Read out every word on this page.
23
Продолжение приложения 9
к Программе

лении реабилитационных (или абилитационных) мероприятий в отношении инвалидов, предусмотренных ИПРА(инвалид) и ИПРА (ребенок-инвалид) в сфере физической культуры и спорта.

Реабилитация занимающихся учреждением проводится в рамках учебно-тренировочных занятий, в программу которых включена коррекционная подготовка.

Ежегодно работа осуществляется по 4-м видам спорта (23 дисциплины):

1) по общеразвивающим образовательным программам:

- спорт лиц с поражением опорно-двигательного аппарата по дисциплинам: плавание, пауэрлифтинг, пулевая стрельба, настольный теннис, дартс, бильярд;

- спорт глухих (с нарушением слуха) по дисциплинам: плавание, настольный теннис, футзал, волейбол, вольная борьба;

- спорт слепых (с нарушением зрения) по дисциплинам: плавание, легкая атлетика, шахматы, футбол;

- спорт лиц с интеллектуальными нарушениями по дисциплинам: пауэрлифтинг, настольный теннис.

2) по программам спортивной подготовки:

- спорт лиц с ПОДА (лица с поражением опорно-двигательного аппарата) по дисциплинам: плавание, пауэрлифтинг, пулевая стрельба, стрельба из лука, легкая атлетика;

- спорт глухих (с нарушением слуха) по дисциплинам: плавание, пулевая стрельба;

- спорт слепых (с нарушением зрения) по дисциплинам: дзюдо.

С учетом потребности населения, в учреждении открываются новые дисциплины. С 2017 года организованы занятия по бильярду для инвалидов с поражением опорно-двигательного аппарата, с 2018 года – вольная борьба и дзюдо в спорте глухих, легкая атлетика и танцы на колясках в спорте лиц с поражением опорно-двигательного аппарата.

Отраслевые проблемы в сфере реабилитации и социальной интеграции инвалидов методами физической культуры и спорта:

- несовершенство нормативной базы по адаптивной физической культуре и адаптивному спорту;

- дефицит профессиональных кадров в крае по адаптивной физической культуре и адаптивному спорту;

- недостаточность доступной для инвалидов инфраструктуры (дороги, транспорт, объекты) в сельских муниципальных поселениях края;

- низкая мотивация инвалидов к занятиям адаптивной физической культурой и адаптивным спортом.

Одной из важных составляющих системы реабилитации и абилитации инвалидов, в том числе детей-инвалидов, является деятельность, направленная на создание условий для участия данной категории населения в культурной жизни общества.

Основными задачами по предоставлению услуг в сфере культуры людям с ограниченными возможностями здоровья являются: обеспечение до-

Requirement: Go through the listing above and list every line that has the word "атлетика".

Response:
- спорт слепых (с нарушением зрения) по дисциплинам: плавание, легкая атлетика, шахматы, футбол;
- спорт лиц с ПОДА (лица с поражением опорно-двигательного аппарата) по дисциплинам: плавание, пауэрлифтинг, пулевая стрельба, стрельба из лука, легкая атлетика;
С учетом потребности населения, в учреждении открываются новые дисциплины. С 2017 года организованы занятия по бильярду для инвалидов с поражением опорно-двигательного аппарата, с 2018 года – вольная борьба и дзюдо в спорте глухих, легкая атлетика и танцы на колясках в спорте лиц с поражением опорно-двигательного аппарата.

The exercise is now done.